▸ Task statement
Filter the entries, keeping every line with the word "inference".

▸ Input
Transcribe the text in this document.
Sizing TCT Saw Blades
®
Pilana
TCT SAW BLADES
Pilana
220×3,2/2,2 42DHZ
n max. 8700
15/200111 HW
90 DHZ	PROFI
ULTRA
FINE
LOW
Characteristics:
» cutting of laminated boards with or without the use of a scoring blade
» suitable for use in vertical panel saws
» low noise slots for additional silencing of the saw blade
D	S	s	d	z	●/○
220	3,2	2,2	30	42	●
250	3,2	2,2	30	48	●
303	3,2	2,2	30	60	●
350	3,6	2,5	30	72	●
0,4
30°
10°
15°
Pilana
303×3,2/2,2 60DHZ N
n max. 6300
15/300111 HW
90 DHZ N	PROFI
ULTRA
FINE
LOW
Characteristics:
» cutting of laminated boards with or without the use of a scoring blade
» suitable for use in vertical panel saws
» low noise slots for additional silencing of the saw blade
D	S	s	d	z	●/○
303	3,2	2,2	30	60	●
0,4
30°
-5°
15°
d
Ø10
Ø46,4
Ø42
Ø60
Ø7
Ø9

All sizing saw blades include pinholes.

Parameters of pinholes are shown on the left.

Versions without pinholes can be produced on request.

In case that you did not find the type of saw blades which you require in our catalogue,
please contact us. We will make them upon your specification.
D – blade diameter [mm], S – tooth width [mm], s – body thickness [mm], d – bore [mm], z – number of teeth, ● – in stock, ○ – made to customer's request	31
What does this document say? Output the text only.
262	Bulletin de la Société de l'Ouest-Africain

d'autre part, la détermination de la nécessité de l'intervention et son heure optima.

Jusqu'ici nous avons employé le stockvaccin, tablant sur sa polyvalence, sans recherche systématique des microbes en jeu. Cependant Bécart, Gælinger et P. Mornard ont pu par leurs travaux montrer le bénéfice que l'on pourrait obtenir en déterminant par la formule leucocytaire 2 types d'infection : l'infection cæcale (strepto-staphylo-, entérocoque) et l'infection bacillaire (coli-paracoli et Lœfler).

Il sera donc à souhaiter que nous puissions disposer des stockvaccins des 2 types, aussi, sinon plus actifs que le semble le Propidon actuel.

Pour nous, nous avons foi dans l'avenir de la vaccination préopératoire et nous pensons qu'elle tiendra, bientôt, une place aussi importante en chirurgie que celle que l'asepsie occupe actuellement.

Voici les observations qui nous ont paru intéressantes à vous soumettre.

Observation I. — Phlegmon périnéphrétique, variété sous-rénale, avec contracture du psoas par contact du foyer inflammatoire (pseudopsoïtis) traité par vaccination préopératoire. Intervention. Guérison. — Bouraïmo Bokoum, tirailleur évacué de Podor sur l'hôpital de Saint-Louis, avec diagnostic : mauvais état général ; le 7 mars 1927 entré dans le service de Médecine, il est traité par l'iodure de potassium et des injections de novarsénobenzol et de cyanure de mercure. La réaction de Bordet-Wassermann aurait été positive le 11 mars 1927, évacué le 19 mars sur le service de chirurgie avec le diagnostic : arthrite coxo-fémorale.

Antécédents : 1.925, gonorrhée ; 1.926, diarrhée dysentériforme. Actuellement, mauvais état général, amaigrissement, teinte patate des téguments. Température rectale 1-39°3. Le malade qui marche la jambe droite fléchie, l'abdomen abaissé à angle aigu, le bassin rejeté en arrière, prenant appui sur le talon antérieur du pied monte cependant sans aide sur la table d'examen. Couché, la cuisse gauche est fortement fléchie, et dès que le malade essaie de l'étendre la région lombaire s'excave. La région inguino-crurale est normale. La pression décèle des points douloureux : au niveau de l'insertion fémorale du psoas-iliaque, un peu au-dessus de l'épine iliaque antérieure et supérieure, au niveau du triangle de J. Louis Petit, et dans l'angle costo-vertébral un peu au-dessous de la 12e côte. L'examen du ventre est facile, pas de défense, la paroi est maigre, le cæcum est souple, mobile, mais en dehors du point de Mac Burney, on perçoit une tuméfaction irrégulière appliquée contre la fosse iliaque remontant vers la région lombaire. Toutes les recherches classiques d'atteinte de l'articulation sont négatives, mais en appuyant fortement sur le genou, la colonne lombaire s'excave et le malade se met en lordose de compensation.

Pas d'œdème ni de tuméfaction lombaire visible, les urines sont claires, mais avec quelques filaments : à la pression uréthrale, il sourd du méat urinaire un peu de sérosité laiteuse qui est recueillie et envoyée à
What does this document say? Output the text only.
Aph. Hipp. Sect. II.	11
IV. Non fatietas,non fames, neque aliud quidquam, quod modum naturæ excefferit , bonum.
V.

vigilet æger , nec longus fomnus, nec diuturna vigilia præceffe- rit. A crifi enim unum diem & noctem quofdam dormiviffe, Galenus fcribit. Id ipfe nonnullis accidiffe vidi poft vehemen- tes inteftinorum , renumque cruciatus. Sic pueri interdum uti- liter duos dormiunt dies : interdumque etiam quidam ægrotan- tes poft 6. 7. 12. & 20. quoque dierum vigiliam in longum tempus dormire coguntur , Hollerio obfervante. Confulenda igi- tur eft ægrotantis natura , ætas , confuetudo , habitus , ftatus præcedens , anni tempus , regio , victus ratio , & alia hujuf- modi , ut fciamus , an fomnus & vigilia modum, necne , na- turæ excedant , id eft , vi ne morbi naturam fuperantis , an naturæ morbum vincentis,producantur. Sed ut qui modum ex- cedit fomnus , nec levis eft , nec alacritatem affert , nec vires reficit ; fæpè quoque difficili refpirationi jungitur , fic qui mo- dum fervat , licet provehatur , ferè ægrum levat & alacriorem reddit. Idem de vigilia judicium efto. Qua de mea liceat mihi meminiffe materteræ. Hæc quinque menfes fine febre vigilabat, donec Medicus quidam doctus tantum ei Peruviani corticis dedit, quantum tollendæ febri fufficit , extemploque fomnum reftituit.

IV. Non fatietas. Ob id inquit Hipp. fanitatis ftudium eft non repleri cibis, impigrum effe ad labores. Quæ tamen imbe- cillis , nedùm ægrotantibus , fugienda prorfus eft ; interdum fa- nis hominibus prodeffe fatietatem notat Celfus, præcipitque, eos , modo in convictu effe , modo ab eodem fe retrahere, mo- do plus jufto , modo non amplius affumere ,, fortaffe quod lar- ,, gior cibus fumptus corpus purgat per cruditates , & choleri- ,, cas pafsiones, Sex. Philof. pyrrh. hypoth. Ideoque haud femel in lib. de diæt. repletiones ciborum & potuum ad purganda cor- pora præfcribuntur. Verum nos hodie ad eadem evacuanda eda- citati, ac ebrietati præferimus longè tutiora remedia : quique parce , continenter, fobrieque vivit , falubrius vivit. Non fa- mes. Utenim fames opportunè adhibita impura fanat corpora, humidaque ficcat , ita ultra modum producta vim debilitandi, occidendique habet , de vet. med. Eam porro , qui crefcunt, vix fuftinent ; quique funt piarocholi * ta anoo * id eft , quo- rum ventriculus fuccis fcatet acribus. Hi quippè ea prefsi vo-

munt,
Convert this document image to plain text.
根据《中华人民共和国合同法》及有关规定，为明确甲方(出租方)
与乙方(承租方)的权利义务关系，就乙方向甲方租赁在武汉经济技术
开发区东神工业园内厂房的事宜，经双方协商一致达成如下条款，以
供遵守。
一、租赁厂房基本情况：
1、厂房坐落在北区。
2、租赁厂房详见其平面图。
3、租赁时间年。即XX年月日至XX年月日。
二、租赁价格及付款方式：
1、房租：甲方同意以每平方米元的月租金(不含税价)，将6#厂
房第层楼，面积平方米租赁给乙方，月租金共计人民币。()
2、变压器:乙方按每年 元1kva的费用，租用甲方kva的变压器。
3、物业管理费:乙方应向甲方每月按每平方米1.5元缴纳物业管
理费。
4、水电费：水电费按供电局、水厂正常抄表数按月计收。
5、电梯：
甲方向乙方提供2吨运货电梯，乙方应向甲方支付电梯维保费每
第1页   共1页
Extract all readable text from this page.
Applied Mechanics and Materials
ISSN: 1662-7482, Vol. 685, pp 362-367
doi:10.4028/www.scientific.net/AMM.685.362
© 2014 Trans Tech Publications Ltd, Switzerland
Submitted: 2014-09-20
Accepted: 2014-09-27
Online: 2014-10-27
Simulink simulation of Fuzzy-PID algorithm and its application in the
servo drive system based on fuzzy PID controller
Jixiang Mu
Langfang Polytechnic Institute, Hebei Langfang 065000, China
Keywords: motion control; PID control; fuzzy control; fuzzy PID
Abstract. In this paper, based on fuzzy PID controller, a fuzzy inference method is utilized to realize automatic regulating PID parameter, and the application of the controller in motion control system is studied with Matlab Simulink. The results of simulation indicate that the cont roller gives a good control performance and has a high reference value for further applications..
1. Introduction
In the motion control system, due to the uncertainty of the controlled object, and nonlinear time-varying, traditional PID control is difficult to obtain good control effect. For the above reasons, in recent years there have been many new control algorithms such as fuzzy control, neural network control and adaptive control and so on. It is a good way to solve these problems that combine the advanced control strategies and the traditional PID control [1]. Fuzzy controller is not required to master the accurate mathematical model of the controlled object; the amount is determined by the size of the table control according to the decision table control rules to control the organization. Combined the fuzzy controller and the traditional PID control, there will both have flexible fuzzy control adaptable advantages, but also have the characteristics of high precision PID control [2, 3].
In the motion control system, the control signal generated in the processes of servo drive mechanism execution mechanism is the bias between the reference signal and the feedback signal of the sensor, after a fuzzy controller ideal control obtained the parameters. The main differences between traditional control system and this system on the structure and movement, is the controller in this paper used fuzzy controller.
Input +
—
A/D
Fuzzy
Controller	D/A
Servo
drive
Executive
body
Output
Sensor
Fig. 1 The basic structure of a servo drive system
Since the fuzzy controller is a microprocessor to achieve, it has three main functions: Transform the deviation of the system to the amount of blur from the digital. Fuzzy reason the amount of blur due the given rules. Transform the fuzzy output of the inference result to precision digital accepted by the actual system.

▸ Task answer
Abstract. In this paper, based on fuzzy PID controller, a fuzzy inference method is utilized to realize automatic regulating PID parameter, and the application of the controller in motion control system is studied with Matlab Simulink. The results of simulation indicate that the cont roller gives a good control performance and has a high reference value for further applications..
Since the fuzzy controller is a microprocessor to achieve, it has three main functions: Transform the deviation of the system to the amount of blur from the digital. Fuzzy reason the amount of blur due the given rules. Transform the fuzzy output of the inference result to precision digital accepted by the actual system.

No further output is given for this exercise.